Copy each line containing the word "using" from the records that follow, please.

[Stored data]
====
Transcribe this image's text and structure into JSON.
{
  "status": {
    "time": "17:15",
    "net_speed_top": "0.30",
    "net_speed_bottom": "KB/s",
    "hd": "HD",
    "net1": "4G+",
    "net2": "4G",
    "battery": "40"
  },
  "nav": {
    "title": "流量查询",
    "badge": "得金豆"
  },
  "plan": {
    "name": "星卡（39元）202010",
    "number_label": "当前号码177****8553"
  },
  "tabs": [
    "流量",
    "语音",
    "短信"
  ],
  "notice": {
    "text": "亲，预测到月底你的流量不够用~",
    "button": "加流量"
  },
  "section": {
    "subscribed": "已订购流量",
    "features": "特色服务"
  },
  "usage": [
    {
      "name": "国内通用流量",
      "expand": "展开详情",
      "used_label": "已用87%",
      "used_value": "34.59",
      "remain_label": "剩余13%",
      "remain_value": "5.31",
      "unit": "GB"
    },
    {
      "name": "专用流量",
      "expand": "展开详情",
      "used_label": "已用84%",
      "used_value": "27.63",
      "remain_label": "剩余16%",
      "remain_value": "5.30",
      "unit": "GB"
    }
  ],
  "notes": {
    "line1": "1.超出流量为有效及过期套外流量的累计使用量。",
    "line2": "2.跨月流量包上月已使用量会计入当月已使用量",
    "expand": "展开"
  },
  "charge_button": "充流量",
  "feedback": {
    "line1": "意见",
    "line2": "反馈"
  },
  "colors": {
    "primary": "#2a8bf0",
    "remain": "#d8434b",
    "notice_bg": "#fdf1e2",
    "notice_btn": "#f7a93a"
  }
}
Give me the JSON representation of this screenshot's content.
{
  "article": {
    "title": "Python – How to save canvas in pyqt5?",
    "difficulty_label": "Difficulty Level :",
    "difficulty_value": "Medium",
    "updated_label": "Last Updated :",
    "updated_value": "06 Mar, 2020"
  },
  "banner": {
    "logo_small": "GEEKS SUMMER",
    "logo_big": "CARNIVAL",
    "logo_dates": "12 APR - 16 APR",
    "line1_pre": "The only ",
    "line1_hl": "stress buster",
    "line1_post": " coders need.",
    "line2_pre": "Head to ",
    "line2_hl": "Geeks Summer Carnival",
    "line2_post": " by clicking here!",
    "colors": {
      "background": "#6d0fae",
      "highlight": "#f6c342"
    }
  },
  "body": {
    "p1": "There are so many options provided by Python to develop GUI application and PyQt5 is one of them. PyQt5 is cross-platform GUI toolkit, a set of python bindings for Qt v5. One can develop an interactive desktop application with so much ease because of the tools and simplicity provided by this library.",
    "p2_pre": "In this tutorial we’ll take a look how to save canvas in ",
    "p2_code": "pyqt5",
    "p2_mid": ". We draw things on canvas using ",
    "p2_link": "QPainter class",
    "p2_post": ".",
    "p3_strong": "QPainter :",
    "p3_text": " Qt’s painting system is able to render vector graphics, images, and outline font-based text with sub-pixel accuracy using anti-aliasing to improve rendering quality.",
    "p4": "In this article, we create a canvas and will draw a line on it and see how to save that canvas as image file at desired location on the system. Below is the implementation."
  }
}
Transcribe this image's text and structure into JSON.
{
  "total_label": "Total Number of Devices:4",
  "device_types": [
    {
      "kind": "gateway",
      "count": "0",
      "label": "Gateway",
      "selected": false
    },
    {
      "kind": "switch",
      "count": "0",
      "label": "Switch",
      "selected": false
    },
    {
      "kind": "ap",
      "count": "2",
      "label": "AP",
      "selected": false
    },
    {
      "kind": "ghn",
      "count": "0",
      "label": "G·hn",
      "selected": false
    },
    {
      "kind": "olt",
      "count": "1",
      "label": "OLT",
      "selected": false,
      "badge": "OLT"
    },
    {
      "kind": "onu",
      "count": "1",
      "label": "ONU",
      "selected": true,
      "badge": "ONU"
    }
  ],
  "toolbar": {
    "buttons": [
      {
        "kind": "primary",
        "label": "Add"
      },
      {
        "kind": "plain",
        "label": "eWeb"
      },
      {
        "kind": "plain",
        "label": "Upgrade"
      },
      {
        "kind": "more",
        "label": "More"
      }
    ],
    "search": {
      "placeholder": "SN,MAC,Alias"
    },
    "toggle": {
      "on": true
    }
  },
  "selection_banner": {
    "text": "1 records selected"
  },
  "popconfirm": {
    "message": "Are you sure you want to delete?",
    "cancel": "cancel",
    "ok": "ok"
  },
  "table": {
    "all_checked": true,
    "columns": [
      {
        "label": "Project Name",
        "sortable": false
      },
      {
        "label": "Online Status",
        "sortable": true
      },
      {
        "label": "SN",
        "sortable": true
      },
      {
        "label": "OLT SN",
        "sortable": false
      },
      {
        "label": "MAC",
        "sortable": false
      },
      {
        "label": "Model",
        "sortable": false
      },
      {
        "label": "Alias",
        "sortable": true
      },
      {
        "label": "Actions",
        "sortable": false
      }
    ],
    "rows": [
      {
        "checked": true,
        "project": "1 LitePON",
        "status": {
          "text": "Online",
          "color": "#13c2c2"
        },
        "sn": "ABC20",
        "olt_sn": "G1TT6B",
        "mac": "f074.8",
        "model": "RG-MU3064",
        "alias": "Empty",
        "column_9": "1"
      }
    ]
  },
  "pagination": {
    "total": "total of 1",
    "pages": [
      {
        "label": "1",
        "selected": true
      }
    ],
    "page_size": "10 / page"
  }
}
====
- _Output_:
    "p2_mid": ". We draw things on canvas using ",
    "p3_text": " Qt’s painting system is able to render vector graphics, images, and outline font-based text with sub-pixel accuracy using anti-aliasing to improve rendering quality.",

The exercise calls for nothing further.